── INFORMATION PROVIDED ──

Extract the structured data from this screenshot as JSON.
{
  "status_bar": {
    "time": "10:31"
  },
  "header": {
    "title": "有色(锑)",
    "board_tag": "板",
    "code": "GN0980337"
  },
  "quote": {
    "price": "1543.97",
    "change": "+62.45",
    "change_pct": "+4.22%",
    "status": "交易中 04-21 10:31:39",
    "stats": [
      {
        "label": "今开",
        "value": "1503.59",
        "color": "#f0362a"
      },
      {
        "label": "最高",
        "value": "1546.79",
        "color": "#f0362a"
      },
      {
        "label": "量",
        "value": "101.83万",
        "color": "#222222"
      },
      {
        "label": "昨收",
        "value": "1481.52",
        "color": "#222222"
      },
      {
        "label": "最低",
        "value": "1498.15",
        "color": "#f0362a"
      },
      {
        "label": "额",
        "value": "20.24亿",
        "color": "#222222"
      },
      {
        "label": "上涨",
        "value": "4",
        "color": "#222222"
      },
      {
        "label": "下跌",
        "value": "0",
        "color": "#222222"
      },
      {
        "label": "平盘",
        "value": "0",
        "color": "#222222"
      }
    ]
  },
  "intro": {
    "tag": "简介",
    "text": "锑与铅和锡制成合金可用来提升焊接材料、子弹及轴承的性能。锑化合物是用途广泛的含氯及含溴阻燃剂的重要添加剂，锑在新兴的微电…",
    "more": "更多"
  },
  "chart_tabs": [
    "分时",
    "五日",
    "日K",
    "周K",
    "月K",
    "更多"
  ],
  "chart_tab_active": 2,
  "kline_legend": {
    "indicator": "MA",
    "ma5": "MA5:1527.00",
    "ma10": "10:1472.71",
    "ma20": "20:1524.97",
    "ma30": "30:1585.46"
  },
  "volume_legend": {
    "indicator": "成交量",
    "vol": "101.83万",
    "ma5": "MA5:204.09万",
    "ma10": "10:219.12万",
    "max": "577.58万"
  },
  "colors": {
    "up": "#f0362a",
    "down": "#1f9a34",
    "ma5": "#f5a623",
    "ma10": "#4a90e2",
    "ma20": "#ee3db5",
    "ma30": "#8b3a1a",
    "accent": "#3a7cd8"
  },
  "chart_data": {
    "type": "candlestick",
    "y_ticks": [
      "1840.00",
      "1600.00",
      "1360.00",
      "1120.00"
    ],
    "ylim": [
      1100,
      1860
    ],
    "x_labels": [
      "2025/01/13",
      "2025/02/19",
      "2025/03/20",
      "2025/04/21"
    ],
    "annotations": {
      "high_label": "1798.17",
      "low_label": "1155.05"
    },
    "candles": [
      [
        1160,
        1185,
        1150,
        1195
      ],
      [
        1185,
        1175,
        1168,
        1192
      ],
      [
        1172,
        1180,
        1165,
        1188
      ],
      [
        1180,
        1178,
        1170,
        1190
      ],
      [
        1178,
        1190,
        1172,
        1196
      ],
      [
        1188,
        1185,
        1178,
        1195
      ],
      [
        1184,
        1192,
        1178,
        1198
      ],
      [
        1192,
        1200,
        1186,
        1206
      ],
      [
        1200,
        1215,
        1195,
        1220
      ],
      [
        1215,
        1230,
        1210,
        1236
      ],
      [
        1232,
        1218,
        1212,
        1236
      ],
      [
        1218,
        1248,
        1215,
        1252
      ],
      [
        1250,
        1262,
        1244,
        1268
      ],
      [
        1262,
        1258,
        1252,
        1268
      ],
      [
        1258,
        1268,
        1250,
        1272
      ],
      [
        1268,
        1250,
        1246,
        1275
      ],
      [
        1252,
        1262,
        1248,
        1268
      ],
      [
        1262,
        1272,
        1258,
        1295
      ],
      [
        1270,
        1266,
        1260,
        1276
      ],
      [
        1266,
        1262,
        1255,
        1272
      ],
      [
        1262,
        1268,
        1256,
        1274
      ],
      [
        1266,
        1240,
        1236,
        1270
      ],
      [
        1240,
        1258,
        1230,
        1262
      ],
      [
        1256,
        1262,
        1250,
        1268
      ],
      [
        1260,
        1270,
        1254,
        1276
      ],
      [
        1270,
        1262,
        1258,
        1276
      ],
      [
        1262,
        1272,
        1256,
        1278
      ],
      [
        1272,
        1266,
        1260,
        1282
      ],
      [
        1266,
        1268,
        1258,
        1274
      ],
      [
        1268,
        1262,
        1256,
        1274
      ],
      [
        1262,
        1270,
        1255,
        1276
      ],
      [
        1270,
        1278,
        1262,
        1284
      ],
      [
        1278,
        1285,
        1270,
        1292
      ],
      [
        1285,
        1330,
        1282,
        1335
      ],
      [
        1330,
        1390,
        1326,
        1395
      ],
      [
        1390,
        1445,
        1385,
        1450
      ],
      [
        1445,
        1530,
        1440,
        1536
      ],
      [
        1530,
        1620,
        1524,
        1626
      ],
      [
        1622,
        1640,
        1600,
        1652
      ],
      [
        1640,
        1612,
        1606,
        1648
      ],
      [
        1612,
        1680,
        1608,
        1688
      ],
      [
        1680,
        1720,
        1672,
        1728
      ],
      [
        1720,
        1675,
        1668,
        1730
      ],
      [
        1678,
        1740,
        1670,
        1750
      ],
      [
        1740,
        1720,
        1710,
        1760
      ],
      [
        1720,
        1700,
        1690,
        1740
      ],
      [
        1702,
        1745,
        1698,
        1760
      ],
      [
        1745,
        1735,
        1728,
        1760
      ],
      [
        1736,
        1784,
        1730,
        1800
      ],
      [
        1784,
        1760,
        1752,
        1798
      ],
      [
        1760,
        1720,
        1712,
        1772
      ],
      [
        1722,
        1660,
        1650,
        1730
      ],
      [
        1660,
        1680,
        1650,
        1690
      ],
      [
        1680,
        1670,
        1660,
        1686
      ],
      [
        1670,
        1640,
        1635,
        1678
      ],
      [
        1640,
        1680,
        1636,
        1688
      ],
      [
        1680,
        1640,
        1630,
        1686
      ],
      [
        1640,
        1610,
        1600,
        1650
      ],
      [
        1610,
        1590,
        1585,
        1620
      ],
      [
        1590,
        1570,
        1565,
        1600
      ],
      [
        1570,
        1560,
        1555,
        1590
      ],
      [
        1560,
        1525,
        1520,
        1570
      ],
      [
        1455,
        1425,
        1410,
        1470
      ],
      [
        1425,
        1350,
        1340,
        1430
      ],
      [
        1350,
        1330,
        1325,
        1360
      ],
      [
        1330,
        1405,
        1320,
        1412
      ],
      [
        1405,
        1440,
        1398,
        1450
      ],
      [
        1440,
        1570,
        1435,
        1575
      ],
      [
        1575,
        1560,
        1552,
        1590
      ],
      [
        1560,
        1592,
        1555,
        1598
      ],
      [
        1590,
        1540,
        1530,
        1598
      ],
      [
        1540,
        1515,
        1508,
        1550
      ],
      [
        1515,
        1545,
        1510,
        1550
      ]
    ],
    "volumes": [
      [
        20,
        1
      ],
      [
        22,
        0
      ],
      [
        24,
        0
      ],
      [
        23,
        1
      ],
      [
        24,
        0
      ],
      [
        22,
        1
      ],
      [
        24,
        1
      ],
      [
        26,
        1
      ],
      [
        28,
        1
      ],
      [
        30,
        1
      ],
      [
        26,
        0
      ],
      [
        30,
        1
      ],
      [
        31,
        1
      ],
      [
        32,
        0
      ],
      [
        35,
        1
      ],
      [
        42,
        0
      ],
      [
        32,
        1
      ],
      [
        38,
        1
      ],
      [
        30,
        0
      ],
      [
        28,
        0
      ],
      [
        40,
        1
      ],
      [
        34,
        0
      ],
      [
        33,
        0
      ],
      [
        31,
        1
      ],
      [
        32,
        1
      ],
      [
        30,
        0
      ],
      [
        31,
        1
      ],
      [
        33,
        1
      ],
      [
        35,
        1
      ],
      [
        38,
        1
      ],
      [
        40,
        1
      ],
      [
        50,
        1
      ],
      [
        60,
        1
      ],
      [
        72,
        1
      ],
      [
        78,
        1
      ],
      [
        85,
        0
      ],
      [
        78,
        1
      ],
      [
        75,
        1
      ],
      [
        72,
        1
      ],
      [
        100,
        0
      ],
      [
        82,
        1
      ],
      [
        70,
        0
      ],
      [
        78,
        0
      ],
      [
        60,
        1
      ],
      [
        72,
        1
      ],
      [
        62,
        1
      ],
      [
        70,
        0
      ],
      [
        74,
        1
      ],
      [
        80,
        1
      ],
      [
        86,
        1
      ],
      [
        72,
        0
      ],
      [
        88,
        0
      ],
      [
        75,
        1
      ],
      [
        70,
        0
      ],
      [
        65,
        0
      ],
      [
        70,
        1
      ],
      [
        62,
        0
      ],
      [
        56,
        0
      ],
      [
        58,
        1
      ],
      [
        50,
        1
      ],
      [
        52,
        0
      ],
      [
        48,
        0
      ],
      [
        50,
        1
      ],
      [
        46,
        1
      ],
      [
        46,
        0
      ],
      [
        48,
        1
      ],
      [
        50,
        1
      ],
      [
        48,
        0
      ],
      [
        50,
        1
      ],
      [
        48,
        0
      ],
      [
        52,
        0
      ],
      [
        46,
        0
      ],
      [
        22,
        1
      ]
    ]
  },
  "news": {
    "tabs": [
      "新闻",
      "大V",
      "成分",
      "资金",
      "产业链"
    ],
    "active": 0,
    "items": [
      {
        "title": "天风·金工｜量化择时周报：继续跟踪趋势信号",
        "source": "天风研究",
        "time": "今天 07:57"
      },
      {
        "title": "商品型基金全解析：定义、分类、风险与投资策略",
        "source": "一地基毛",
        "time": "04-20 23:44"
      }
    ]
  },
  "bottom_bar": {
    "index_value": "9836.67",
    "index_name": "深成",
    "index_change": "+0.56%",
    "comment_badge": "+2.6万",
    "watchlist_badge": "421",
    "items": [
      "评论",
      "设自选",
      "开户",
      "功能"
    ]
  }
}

───

CHALLENGE
Give the number of lines containing the word "time". No other answer is needed.

EXPECTED OUTPUT
3